Data section:
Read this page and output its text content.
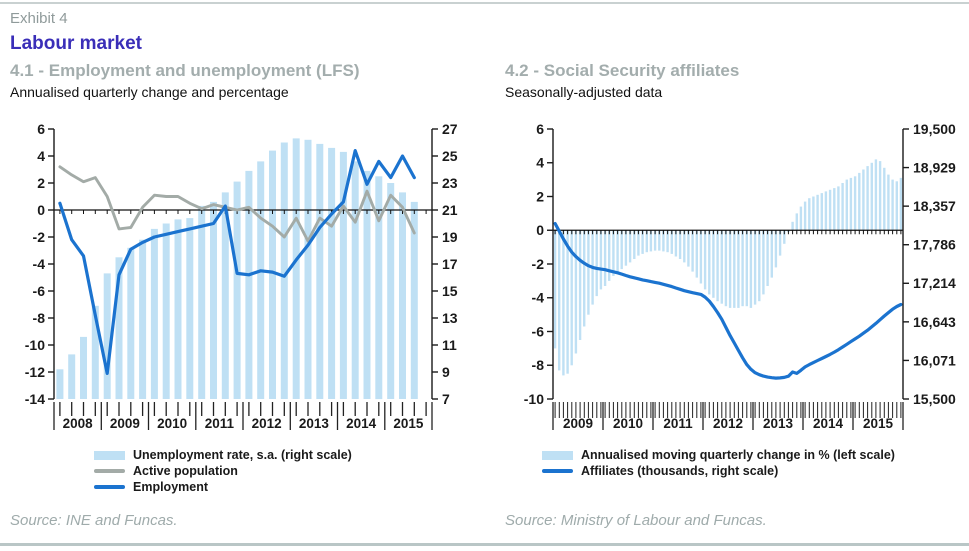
Exhibit 4
Labour market
4.1 - Employment and unemployment (LFS)
Annualised quarterly change and percentage
6
4
2
0
-2
-4
-6
-8
-10
-12
-14
27
25
23
21
19
17
15
13
11
9
7
2008 2009 2010 2011 2012 2013 2014 2015
Unemployment rate, s.a. (right scale)
Active population
Employment
4.2 - Social Security affiliates
Seasonally-adjusted data
6
4
2
0
-2
-4
-6
-8
-10
19,500
18,929
18,357
17,786
17,214
16,643
16,071
15,500
2009 2010 2011 2012 2013 2014 2015
Annualised moving quarterly change in % (left scale)
Affiliates (thousands, right scale)
Source: INE and Funcas.	Source: Ministry of Labour and Funcas.
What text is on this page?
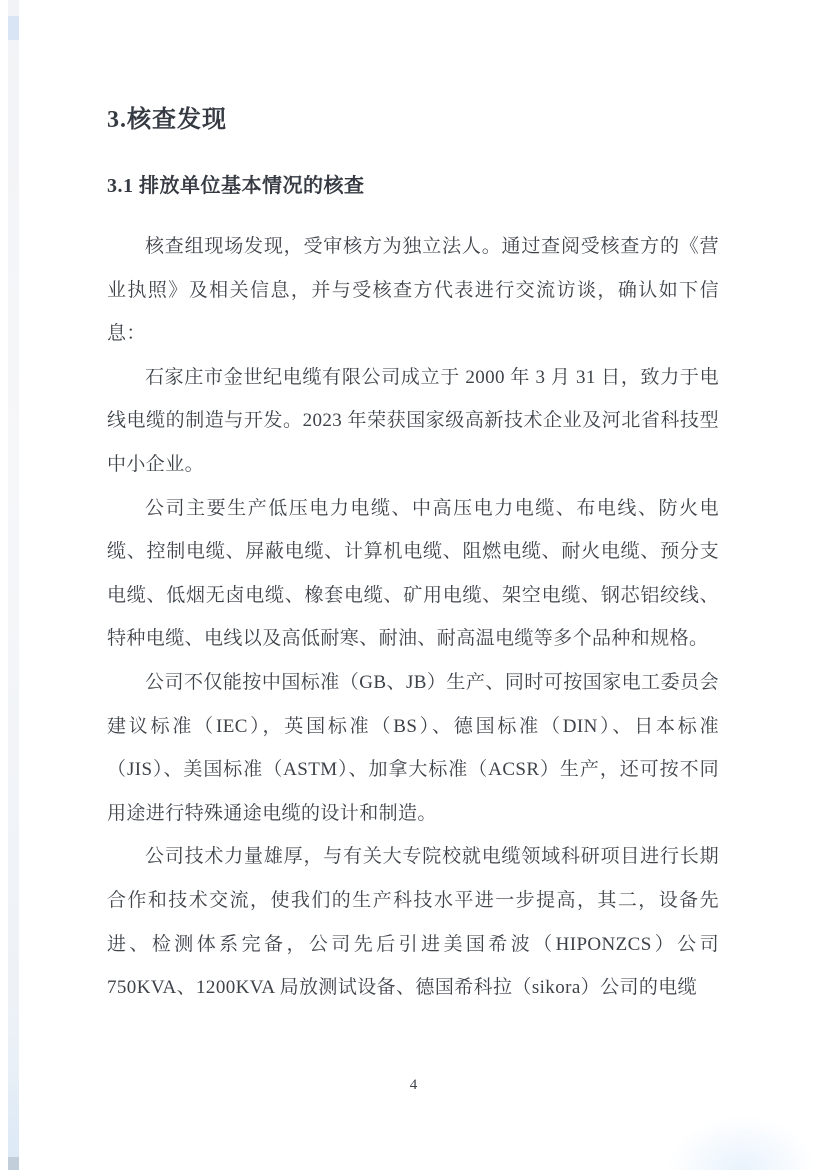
3.核查发现
3.1 排放单位基本情况的核查

核查组现场发现，受审核方为独立法人。通过查阅受核查方的《营业执照》及相关信息，并与受核查方代表进行交流访谈，确认如下信息：

石家庄市金世纪电缆有限公司成立于 2000 年 3 月 31 日，致力于电线电缆的制造与开发。2023 年荣获国家级高新技术企业及河北省科技型中小企业。

公司主要生产低压电力电缆、中高压电力电缆、布电线、防火电缆、控制电缆、屏蔽电缆、计算机电缆、阻燃电缆、耐火电缆、预分支电缆、低烟无卤电缆、橡套电缆、矿用电缆、架空电缆、钢芯铝绞线、特种电缆、电线以及高低耐寒、耐油、耐高温电缆等多个品种和规格。

公司不仅能按中国标准（GB、JB）生产、同时可按国家电工委员会建议标准（IEC），英国标准（BS）、德国标准（DIN）、日本标准（JIS）、美国标准（ASTM）、加拿大标准（ACSR）生产，还可按不同用途进行特殊通途电缆的设计和制造。

公司技术力量雄厚，与有关大专院校就电缆领域科研项目进行长期合作和技术交流，使我们的生产科技水平进一步提高，其二，设备先进、检测体系完备，公司先后引进美国希波（HIPONZCS）公司 750KVA、1200KVA 局放测试设备、德国希科拉（sikora）公司的电缆

4
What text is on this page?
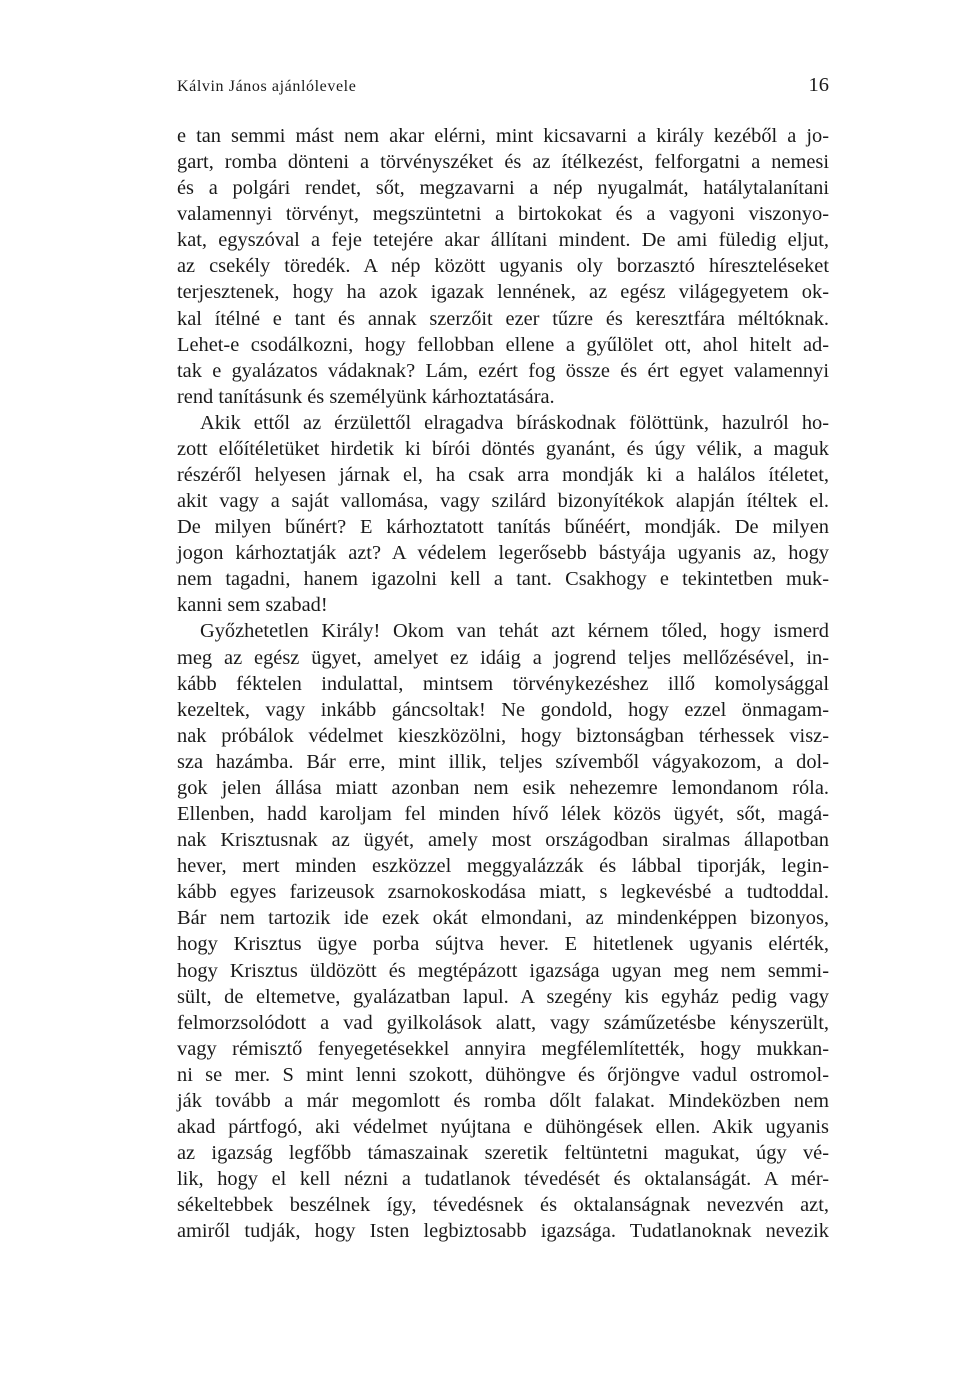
Kálvin János ajánlólevele	16
e tan semmi mást nem akar elérni, mint kicsavarni a király kezéből a jo-
gart, romba dönteni a törvényszéket és az ítélkezést, felforgatni a nemesi
és a polgári rendet, sőt, megzavarni a nép nyugalmát, hatálytalanítani
valamennyi törvényt, megszüntetni a birtokokat és a vagyoni viszonyo-
kat, egyszóval a feje tetejére akar állítani mindent. De ami füledig eljut,
az csekély töredék. A nép között ugyanis oly borzasztó híreszteléseket
terjesztenek, hogy ha azok igazak lennének, az egész világegyetem ok-
kal ítélné e tant és annak szerzőit ezer tűzre és keresztfára méltóknak.
Lehet-e csodálkozni, hogy fellobban ellene a gyűlölet ott, ahol hitelt ad-
tak e gyalázatos vádaknak? Lám, ezért fog össze és ért egyet valamennyi
rend tanításunk és személyünk kárhoztatására.
Akik ettől az érzülettől elragadva bíráskodnak fölöttünk, hazulról ho-
zott előítéletüket hirdetik ki bírói döntés gyanánt, és úgy vélik, a maguk
részéről helyesen járnak el, ha csak arra mondják ki a halálos ítéletet,
akit vagy a saját vallomása, vagy szilárd bizonyítékok alapján ítéltek el.
De milyen bűnért? E kárhoztatott tanítás bűnéért, mondják. De milyen
jogon kárhoztatják azt? A védelem legerősebb bástyája ugyanis az, hogy
nem tagadni, hanem igazolni kell a tant. Csakhogy e tekintetben muk-
kanni sem szabad!
Győzhetetlen Király! Okom van tehát azt kérnem tőled, hogy ismerd
meg az egész ügyet, amelyet ez idáig a jogrend teljes mellőzésével, in-
kább féktelen indulattal, mintsem törvénykezéshez illő komolysággal
kezeltek, vagy inkább gáncsoltak! Ne gondold, hogy ezzel önmagam-
nak próbálok védelmet kieszközölni, hogy biztonságban térhessek visz-
sza hazámba. Bár erre, mint illik, teljes szívemből vágyakozom, a dol-
gok jelen állása miatt azonban nem esik nehezemre lemondanom róla.
Ellenben, hadd karoljam fel minden hívő lélek közös ügyét, sőt, magá-
nak Krisztusnak az ügyét, amely most országodban siralmas állapotban
hever, mert minden eszközzel meggyalázzák és lábbal tiporják, legin-
kább egyes farizeusok zsarnokoskodása miatt, s legkevésbé a tudtoddal.
Bár nem tartozik ide ezek okát elmondani, az mindenképpen bizonyos,
hogy Krisztus ügye porba sújtva hever. E hitetlenek ugyanis elérték,
hogy Krisztus üldözött és megtépázott igazsága ugyan meg nem semmi-
sült, de eltemetve, gyalázatban lapul. A szegény kis egyház pedig vagy
felmorzsolódott a vad gyilkolások alatt, vagy száműzetésbe kényszerült,
vagy rémisztő fenyegetésekkel annyira megfélemlítették, hogy mukkan-
ni se mer. S mint lenni szokott, dühöngve és őrjöngve vadul ostromol-
ják tovább a már megomlott és romba dőlt falakat. Mindeközben nem
akad pártfogó, aki védelmet nyújtana e dühöngések ellen. Akik ugyanis
az igazság legfőbb támaszainak szeretik feltüntetni magukat, úgy vé-
lik, hogy el kell nézni a tudatlanok tévedését és oktalanságát. A mér-
sékeltebbek beszélnek így, tévedésnek és oktalanságnak nevezvén azt,
amiről tudják, hogy Isten legbiztosabb igazsága. Tudatlanoknak nevezik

What the task requires: Make an exact copy of all entries above, dropping the images.

Exercise response:
Read this page and output its text content.
Exhibit 4
Labour market
4.1 - Employment and unemployment (LFS)
Annualised quarterly change and percentage
6
4
2
0
-2
-4
-6
-8
-10
-12
-14
27
25
23
21
19
17
15
13
11
9
7
2008 2009 2010 2011 2012 2013 2014 2015
Unemployment rate, s.a. (right scale)
Active population
Employment
4.2 - Social Security affiliates
Seasonally-adjusted data
6
4
2
0
-2
-4
-6
-8
-10
19,500
18,929
18,357
17,786
17,214
16,643
16,071
15,500
2009 2010 2011 2012 2013 2014 2015
Annualised moving quarterly change in % (left scale)
Affiliates (thousands, right scale)
Source: INE and Funcas.	Source: Ministry of Labour and Funcas.
What text is on this page?
3.核查发现
3.1 排放单位基本情况的核查

核查组现场发现，受审核方为独立法人。通过查阅受核查方的《营业执照》及相关信息，并与受核查方代表进行交流访谈，确认如下信息：

石家庄市金世纪电缆有限公司成立于 2000 年 3 月 31 日，致力于电线电缆的制造与开发。2023 年荣获国家级高新技术企业及河北省科技型中小企业。

公司主要生产低压电力电缆、中高压电力电缆、布电线、防火电缆、控制电缆、屏蔽电缆、计算机电缆、阻燃电缆、耐火电缆、预分支电缆、低烟无卤电缆、橡套电缆、矿用电缆、架空电缆、钢芯铝绞线、特种电缆、电线以及高低耐寒、耐油、耐高温电缆等多个品种和规格。

公司不仅能按中国标准（GB、JB）生产、同时可按国家电工委员会建议标准（IEC），英国标准（BS）、德国标准（DIN）、日本标准（JIS）、美国标准（ASTM）、加拿大标准（ACSR）生产，还可按不同用途进行特殊通途电缆的设计和制造。

公司技术力量雄厚，与有关大专院校就电缆领域科研项目进行长期合作和技术交流，使我们的生产科技水平进一步提高，其二，设备先进、检测体系完备，公司先后引进美国希波（HIPONZCS）公司 750KVA、1200KVA 局放测试设备、德国希科拉（sikora）公司的电缆

4
What text is on this page?
Kálvin János ajánlólevele	16
e tan semmi mást nem akar elérni, mint kicsavarni a király kezéből a jo-
gart, romba dönteni a törvényszéket és az ítélkezést, felforgatni a nemesi
és a polgári rendet, sőt, megzavarni a nép nyugalmát, hatálytalanítani
valamennyi törvényt, megszüntetni a birtokokat és a vagyoni viszonyo-
kat, egyszóval a feje tetejére akar állítani mindent. De ami füledig eljut,
az csekély töredék. A nép között ugyanis oly borzasztó híreszteléseket
terjesztenek, hogy ha azok igazak lennének, az egész világegyetem ok-
kal ítélné e tant és annak szerzőit ezer tűzre és keresztfára méltóknak.
Lehet-e csodálkozni, hogy fellobban ellene a gyűlölet ott, ahol hitelt ad-
tak e gyalázatos vádaknak? Lám, ezért fog össze és ért egyet valamennyi
rend tanításunk és személyünk kárhoztatására.
Akik ettől az érzülettől elragadva bíráskodnak fölöttünk, hazulról ho-
zott előítéletüket hirdetik ki bírói döntés gyanánt, és úgy vélik, a maguk
részéről helyesen járnak el, ha csak arra mondják ki a halálos ítéletet,
akit vagy a saját vallomása, vagy szilárd bizonyítékok alapján ítéltek el.
De milyen bűnért? E kárhoztatott tanítás bűnéért, mondják. De milyen
jogon kárhoztatják azt? A védelem legerősebb bástyája ugyanis az, hogy
nem tagadni, hanem igazolni kell a tant. Csakhogy e tekintetben muk-
kanni sem szabad!
Győzhetetlen Király! Okom van tehát azt kérnem tőled, hogy ismerd
meg az egész ügyet, amelyet ez idáig a jogrend teljes mellőzésével, in-
kább féktelen indulattal, mintsem törvénykezéshez illő komolysággal
kezeltek, vagy inkább gáncsoltak! Ne gondold, hogy ezzel önmagam-
nak próbálok védelmet kieszközölni, hogy biztonságban térhessek visz-
sza hazámba. Bár erre, mint illik, teljes szívemből vágyakozom, a dol-
gok jelen állása miatt azonban nem esik nehezemre lemondanom róla.
Ellenben, hadd karoljam fel minden hívő lélek közös ügyét, sőt, magá-
nak Krisztusnak az ügyét, amely most országodban siralmas állapotban
hever, mert minden eszközzel meggyalázzák és lábbal tiporják, legin-
kább egyes farizeusok zsarnokoskodása miatt, s legkevésbé a tudtoddal.
Bár nem tartozik ide ezek okát elmondani, az mindenképpen bizonyos,
hogy Krisztus ügye porba sújtva hever. E hitetlenek ugyanis elérték,
hogy Krisztus üldözött és megtépázott igazsága ugyan meg nem semmi-
sült, de eltemetve, gyalázatban lapul. A szegény kis egyház pedig vagy
felmorzsolódott a vad gyilkolások alatt, vagy száműzetésbe kényszerült,
vagy rémisztő fenyegetésekkel annyira megfélemlítették, hogy mukkan-
ni se mer. S mint lenni szokott, dühöngve és őrjöngve vadul ostromol-
ják tovább a már megomlott és romba dőlt falakat. Mindeközben nem
akad pártfogó, aki védelmet nyújtana e dühöngések ellen. Akik ugyanis
az igazság legfőbb támaszainak szeretik feltüntetni magukat, úgy vé-
lik, hogy el kell nézni a tudatlanok tévedését és oktalanságát. A mér-
sékeltebbek beszélnek így, tévedésnek és oktalanságnak nevezvén azt,
amiről tudják, hogy Isten legbiztosabb igazsága. Tudatlanoknak nevezik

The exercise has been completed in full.